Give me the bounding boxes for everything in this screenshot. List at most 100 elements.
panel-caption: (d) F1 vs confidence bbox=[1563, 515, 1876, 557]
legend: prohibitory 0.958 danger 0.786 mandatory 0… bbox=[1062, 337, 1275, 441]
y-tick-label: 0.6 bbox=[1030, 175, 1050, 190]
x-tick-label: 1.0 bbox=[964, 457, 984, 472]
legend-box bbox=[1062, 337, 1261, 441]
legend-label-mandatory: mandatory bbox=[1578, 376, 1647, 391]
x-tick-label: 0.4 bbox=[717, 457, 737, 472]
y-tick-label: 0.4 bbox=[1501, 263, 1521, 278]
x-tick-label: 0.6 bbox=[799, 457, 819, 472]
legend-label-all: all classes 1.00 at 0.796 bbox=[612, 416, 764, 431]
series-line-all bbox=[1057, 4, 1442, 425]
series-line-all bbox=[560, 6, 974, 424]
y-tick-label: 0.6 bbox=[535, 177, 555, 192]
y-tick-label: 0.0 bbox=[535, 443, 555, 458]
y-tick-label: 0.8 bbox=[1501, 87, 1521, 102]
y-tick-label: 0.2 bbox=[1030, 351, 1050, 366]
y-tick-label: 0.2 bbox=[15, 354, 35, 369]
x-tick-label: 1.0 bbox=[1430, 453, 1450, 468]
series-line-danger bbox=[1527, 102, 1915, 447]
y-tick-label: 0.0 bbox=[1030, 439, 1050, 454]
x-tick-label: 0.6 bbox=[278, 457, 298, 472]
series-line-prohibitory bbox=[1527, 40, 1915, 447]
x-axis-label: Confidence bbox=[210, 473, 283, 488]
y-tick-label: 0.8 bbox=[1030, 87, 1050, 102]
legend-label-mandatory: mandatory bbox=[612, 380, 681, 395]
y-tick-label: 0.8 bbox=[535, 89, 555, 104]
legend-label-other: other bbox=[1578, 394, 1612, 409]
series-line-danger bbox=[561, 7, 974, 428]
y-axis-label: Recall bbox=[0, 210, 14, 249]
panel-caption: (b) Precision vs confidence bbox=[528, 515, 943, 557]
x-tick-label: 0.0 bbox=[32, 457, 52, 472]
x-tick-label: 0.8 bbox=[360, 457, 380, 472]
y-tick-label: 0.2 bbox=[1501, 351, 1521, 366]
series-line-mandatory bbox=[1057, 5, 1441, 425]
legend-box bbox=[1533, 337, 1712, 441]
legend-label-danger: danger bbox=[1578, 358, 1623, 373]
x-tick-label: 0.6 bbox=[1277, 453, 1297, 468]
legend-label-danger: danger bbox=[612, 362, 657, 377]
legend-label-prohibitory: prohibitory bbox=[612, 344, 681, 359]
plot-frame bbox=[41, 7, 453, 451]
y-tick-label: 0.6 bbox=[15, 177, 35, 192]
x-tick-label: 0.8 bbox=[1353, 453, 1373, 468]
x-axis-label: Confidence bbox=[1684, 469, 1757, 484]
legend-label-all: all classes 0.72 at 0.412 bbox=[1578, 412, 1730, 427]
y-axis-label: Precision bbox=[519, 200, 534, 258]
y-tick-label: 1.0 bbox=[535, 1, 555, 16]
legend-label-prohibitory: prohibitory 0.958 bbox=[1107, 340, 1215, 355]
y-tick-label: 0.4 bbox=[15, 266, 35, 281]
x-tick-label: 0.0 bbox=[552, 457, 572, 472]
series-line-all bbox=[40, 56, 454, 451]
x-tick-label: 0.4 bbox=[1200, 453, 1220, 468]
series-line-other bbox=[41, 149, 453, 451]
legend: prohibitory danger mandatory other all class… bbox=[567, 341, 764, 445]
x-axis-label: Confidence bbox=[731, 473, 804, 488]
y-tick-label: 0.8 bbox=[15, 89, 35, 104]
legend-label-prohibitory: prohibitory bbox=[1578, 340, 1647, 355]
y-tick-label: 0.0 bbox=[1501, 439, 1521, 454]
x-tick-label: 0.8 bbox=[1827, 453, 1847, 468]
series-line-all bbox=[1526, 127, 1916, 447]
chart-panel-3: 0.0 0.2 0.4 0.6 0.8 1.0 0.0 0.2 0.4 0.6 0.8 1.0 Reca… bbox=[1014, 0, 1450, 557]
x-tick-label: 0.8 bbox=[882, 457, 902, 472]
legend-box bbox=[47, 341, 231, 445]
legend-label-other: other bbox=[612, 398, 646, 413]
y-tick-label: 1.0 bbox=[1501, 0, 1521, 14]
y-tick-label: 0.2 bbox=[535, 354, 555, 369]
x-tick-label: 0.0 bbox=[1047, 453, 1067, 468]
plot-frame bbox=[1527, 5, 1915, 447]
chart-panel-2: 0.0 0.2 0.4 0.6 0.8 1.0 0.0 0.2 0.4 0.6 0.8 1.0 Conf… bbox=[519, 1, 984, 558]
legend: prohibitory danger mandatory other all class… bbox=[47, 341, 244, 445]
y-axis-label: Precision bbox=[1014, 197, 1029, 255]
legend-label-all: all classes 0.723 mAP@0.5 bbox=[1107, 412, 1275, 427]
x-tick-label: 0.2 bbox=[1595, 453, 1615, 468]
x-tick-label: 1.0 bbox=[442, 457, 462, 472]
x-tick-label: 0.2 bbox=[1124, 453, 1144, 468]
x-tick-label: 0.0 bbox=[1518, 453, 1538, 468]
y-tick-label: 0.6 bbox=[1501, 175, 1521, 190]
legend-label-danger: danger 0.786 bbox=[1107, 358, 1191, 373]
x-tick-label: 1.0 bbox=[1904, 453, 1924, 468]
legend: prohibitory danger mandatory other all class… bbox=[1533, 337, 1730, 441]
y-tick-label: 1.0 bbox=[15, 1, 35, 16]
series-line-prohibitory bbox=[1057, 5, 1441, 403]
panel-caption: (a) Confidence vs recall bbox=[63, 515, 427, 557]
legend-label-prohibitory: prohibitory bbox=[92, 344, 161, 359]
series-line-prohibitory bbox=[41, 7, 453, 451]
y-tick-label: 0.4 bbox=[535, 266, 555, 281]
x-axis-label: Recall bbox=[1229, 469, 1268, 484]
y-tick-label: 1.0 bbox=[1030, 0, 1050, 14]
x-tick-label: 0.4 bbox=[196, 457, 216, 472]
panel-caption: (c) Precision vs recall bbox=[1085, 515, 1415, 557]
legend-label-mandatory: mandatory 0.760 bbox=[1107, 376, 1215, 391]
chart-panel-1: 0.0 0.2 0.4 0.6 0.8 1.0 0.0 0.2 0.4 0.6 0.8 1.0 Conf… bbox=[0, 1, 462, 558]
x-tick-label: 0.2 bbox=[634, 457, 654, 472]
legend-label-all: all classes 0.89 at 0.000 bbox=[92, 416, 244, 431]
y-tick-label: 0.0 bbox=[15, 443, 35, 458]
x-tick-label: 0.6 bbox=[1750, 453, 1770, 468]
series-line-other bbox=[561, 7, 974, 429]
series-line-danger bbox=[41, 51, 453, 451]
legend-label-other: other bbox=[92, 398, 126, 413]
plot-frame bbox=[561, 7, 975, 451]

------------------------------

Duplicate the data above verbatim, from its first line through the line containing "series-line-all bbox=[560, 6, 974, 424]", including both ends.

Written solution —
Give me the bounding boxes for everything in this screenshot. List at most 100 elements.
panel-caption: (d) F1 vs confidence bbox=[1563, 515, 1876, 557]
legend: prohibitory 0.958 danger 0.786 mandatory 0… bbox=[1062, 337, 1275, 441]
y-tick-label: 0.6 bbox=[1030, 175, 1050, 190]
x-tick-label: 1.0 bbox=[964, 457, 984, 472]
legend-box bbox=[1062, 337, 1261, 441]
legend-label-mandatory: mandatory bbox=[1578, 376, 1647, 391]
x-tick-label: 0.4 bbox=[717, 457, 737, 472]
y-tick-label: 0.4 bbox=[1501, 263, 1521, 278]
x-tick-label: 0.6 bbox=[799, 457, 819, 472]
legend-label-all: all classes 1.00 at 0.796 bbox=[612, 416, 764, 431]
series-line-all bbox=[1057, 4, 1442, 425]
series-line-all bbox=[560, 6, 974, 424]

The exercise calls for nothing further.